[READING PASSAGE]
┏━━
To summarize, the efficiency independent method is viable if the following three conditions are met:

  1. 1.

    The detection efficiency of the antibaryon is independent of that of the baryon.

  2. 2.

    The efficiency is symmetric in \(\cos \theta _{y}^{B}\) and \(\cos \theta _{y}^{{\bar{B}}}\)

  3. 3.

    Higher order terms emerging from Eqs. (36), (37) and (38) can be neglected.

Table 5 Results from simulation studies of the various production reactions of ground state hyperons. The efficiencies are for exclusive reconstruction, and are presented with statistical uncertainties. The S/B denotes the signal-to-background ratio
Fig. 6
figure 6

Simulated angular distributions of the \({\bar{p}}p\rightarrow {\bar{\varXi }}^+\varXi ^-\) reaction using a flat distribution (black), lenient case (dashed), and the extreme case (dotted) at \(p_{\mathrm {beam}}=4.6\) GeV/c (left) and \(p_{\mathrm {beam}}=7.0\) GeV/c (right). Note the different scales on the y-axes

Simulations show that the first criterion is fulfilled for both channels at both momenta, whereas the second and third criteria are channel- and momentum dependent. For \({\bar{p}}p \rightarrow {\bar{\varLambda }}\varLambda \) at 1.642 GeV/c, the second criterion is fulfilled. Furthermore, the higher order terms appearing in the expressions for \(P^Y_y\), \(P^{{\bar{Y}}}_y\) and \(C^{{\bar{Y}}Y}_{yy}\) can be neglected whereas they are large for \(C^{{\bar{Y}}Y}_{xx}\), \(C^{{\bar{Y}}Y}_{zz}\) \(C^{{\bar{Y}}Y}_{xz}\) and \(C^{{\bar{Y}}Y}_{zx}\). This means we expect the efficiency independent method to work for \(P ^Y_y\), \(P^{{\bar{Y}}}_y\) and \(C^{{\bar{Y}}Y}_{yy}\) but not for the other observables.
┗━━
[WHAT IS REQUIRED] Which simulated angular distributions does the Fig. 6 caption in the passage on hyperon production simulations name, and what line style does each use?

Excerpts from a layout annotation set:
┏━━
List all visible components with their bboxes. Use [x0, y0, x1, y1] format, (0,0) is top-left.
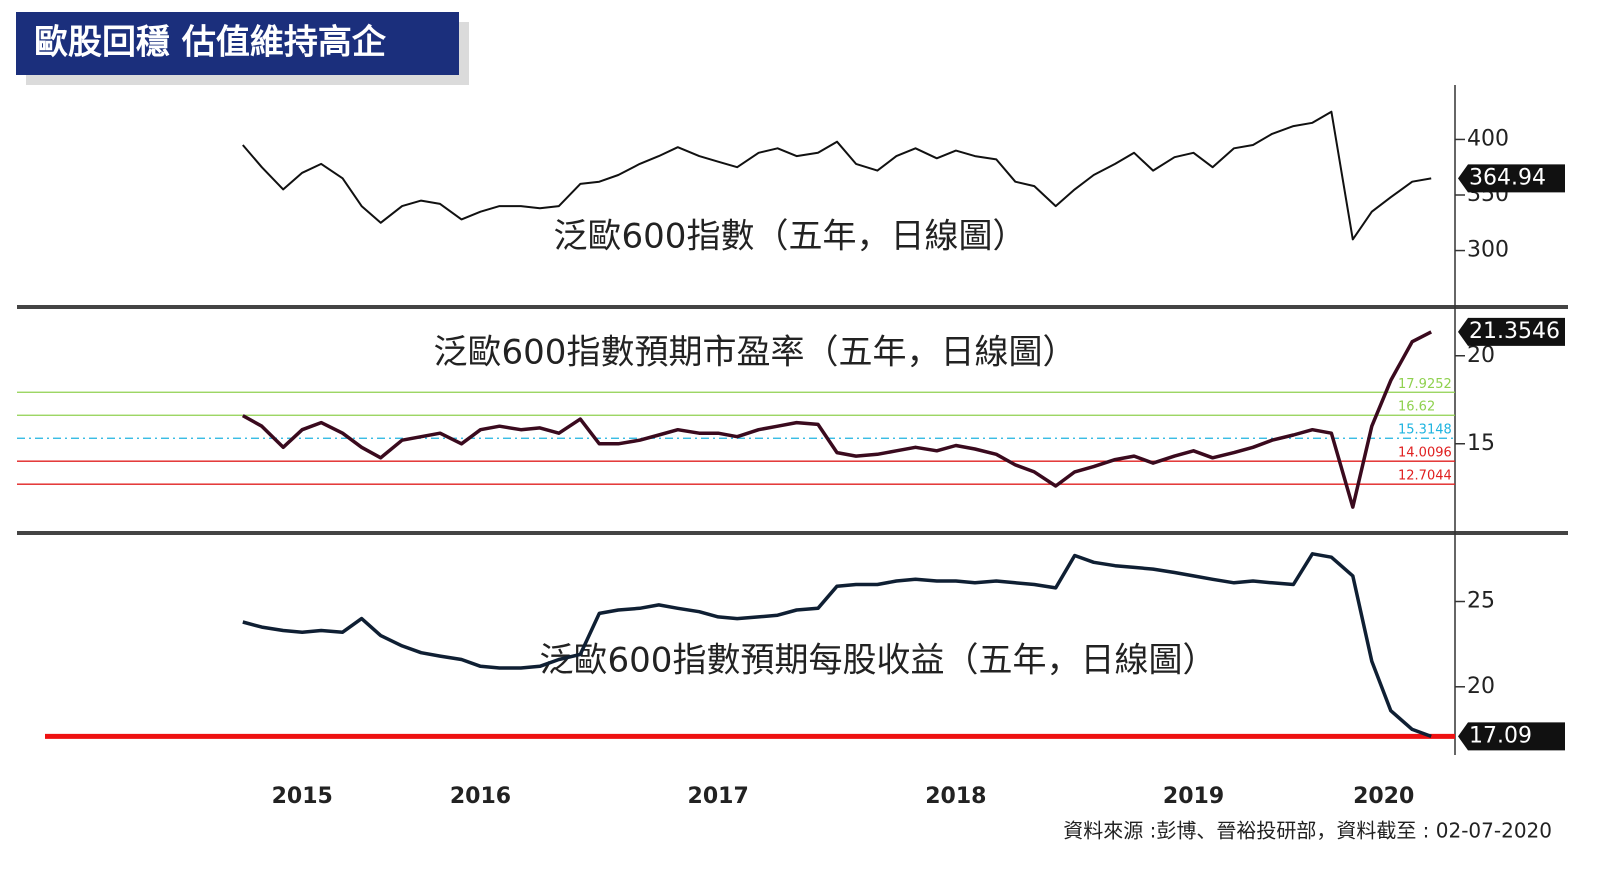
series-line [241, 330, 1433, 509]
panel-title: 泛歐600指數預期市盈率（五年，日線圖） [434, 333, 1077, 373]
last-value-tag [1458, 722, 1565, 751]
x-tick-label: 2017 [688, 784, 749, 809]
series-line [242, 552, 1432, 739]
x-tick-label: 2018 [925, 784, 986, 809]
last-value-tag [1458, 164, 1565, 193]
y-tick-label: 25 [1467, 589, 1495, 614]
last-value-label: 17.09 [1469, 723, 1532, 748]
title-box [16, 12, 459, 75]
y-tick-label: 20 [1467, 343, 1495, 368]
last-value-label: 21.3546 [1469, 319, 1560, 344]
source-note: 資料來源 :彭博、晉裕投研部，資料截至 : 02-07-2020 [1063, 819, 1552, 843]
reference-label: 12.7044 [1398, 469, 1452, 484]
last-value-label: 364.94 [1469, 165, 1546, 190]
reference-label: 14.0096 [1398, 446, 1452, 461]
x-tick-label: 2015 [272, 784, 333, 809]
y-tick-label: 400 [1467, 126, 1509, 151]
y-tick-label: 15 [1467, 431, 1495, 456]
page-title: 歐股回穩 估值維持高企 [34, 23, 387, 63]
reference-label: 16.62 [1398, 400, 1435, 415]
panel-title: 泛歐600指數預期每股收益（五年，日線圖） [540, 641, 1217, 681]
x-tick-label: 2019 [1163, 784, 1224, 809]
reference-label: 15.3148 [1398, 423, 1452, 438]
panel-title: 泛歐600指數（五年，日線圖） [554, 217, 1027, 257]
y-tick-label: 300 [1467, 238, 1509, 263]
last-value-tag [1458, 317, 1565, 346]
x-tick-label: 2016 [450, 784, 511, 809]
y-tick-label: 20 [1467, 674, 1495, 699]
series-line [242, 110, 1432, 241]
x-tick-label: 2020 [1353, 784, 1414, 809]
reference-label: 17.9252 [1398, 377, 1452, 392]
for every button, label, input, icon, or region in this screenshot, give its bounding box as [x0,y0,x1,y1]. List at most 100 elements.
┗━━
┏━━
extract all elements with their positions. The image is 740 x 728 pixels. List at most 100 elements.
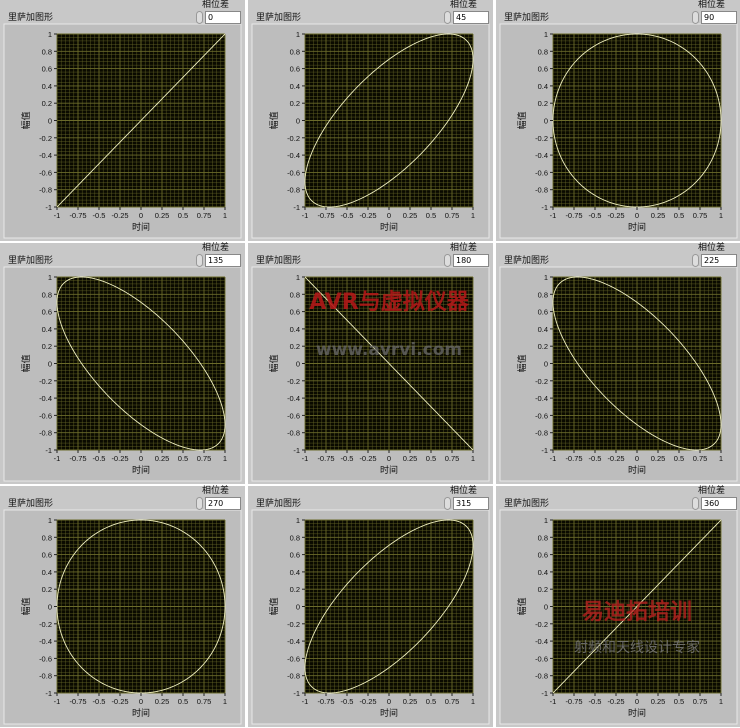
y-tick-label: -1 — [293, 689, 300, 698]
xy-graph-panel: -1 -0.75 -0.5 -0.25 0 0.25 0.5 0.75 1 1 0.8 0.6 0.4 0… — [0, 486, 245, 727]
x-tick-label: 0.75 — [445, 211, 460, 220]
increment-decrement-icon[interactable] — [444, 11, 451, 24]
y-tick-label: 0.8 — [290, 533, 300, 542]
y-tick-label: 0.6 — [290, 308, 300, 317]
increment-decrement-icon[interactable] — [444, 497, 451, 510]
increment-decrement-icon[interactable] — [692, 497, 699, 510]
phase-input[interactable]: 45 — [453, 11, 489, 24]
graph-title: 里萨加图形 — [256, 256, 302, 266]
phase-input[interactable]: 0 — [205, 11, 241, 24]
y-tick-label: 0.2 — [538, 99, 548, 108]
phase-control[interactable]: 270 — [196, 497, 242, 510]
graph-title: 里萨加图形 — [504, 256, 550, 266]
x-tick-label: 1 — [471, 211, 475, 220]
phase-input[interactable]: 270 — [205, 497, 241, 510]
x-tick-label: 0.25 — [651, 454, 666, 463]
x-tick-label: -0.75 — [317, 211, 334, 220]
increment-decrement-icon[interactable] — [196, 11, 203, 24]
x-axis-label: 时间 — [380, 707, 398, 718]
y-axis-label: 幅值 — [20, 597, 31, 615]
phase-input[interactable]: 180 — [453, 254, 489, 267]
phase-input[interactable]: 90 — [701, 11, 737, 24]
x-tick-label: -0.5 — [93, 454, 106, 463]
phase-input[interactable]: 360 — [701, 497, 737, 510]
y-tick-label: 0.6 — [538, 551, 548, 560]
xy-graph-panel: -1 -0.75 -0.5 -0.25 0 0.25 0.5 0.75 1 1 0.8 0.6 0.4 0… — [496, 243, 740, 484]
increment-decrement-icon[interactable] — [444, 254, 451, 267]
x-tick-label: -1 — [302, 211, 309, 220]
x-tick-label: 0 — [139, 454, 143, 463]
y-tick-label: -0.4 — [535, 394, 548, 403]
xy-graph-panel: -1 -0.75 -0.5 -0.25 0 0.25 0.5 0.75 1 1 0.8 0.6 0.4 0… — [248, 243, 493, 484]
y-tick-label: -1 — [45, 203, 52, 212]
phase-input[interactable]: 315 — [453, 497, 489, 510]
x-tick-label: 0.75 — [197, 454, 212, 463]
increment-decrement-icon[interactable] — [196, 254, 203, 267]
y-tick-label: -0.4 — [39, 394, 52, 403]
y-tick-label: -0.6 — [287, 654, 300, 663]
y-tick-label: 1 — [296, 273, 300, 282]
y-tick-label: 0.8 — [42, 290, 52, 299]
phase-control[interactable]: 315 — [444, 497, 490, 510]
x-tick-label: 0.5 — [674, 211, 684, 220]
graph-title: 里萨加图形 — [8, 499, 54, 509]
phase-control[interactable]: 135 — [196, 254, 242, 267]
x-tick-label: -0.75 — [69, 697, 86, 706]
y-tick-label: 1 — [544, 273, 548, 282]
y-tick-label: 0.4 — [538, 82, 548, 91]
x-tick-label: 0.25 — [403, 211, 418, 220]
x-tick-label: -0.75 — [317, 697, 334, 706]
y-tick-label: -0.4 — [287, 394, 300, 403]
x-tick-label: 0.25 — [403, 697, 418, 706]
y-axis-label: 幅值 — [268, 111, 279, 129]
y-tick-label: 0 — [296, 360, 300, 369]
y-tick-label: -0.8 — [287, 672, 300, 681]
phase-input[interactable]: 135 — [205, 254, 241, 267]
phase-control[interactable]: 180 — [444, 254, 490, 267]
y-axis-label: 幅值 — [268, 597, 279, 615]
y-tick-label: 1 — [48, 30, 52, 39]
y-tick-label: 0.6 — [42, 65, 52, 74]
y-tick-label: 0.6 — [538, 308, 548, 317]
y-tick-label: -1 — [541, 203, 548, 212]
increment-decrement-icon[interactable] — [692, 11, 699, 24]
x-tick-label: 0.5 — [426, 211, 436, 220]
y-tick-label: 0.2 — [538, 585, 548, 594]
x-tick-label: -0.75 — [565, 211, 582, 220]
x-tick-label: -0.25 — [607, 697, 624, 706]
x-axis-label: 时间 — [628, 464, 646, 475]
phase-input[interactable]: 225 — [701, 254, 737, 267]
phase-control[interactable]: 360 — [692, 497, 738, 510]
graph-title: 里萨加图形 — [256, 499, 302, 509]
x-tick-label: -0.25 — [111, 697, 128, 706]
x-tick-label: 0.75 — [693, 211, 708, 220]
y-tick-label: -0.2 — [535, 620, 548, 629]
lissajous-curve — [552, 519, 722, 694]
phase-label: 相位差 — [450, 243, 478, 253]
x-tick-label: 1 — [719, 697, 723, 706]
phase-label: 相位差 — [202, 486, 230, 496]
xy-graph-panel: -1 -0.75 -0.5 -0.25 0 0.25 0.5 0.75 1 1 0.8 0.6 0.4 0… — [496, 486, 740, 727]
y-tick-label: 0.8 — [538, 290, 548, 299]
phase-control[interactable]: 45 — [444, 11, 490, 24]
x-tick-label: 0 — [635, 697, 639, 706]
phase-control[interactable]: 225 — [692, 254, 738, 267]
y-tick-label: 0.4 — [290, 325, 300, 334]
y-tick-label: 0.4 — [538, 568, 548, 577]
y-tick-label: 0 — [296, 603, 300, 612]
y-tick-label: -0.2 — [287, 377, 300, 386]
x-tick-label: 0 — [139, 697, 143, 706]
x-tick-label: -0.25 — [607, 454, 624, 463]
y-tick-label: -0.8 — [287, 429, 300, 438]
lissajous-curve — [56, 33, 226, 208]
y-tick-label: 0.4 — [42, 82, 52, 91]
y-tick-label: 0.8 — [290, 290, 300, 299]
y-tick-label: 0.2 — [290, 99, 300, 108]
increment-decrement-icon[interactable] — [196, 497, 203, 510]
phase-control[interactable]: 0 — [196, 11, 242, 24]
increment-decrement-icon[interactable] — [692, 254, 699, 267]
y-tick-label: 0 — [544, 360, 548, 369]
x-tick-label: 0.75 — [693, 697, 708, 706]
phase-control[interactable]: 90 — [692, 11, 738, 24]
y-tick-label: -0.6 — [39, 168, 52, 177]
┗━━
┏━━
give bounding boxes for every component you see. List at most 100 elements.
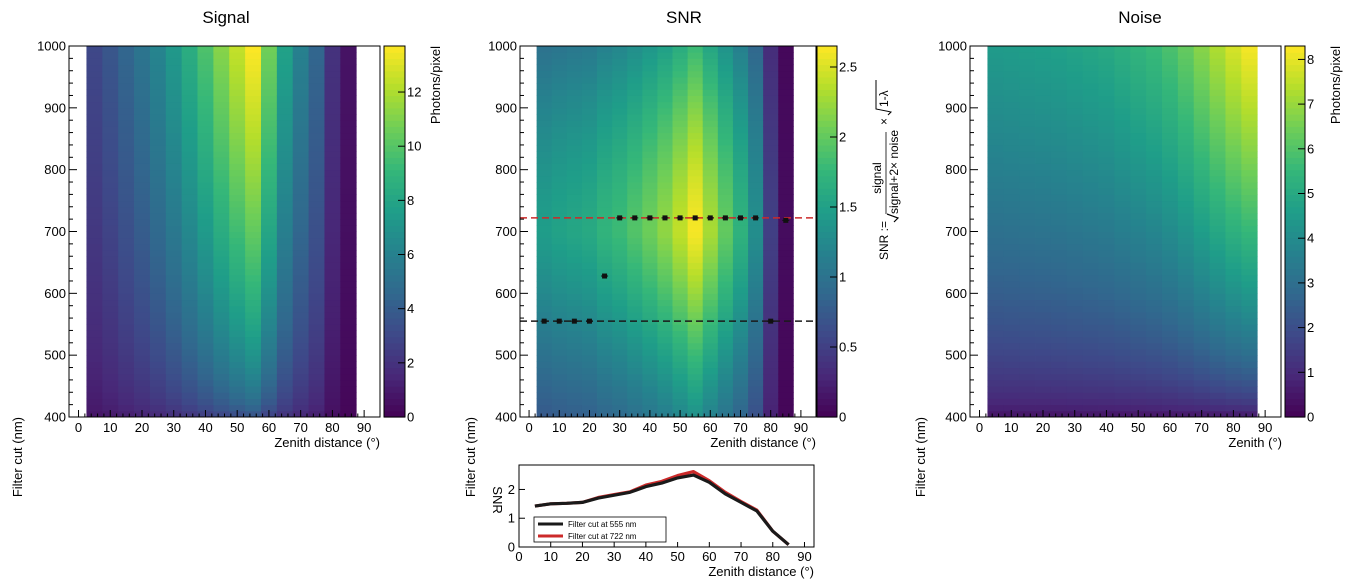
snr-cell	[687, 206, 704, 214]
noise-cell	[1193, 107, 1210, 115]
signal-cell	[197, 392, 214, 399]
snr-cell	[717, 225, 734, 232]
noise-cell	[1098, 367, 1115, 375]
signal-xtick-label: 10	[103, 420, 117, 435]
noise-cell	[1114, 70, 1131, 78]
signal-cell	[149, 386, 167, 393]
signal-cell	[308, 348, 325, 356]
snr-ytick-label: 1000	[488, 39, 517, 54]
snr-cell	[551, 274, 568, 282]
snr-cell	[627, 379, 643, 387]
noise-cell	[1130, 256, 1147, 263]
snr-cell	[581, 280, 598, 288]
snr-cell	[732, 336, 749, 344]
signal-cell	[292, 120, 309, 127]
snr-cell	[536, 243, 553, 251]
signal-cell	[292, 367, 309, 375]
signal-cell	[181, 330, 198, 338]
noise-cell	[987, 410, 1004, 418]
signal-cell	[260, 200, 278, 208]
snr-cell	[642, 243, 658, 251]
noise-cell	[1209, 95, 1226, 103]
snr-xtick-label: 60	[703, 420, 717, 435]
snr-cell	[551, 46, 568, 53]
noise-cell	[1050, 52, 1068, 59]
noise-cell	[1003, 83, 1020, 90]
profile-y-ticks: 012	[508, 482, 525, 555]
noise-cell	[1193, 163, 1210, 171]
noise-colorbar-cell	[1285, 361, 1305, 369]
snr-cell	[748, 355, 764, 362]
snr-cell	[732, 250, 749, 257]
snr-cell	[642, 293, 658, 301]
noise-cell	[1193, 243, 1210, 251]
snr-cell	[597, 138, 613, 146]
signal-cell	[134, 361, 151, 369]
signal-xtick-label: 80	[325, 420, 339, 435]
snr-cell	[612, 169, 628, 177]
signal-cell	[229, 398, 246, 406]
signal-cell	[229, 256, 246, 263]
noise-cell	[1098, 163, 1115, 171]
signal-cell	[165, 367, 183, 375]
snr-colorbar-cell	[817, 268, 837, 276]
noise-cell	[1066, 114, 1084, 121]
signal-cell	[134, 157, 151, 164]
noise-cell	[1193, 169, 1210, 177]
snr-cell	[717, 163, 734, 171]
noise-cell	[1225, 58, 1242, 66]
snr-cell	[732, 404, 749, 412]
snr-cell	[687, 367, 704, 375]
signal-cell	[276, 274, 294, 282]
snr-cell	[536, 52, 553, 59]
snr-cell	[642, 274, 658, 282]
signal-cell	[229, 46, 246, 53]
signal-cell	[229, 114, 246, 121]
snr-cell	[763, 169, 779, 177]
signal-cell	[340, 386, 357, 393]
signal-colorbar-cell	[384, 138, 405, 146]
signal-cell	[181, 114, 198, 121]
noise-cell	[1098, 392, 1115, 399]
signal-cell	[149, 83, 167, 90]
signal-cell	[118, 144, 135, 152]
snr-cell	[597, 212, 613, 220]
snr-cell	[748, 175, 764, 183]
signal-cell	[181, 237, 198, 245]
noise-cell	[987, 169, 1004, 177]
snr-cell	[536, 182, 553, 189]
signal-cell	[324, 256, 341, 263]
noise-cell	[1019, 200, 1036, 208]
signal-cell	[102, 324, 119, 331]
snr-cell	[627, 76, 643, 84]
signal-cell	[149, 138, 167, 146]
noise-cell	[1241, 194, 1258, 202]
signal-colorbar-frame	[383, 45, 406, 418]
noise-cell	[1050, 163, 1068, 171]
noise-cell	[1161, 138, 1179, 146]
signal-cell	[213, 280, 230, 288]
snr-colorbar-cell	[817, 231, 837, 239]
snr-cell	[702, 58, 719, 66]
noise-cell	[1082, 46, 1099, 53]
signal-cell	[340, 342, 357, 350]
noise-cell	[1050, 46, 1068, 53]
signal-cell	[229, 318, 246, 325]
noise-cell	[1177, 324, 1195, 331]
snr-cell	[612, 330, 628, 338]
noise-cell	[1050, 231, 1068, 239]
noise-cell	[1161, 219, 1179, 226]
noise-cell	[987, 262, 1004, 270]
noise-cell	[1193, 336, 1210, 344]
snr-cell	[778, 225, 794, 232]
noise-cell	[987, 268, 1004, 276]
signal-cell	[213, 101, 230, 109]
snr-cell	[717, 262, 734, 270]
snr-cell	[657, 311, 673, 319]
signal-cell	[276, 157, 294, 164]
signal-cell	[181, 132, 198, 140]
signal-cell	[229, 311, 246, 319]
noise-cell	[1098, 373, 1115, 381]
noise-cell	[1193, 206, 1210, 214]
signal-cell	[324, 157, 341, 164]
┗━━
[TASK ANSWER]
- Flat distribution: black
- Lenient case: dashed
- Extreme case: dotted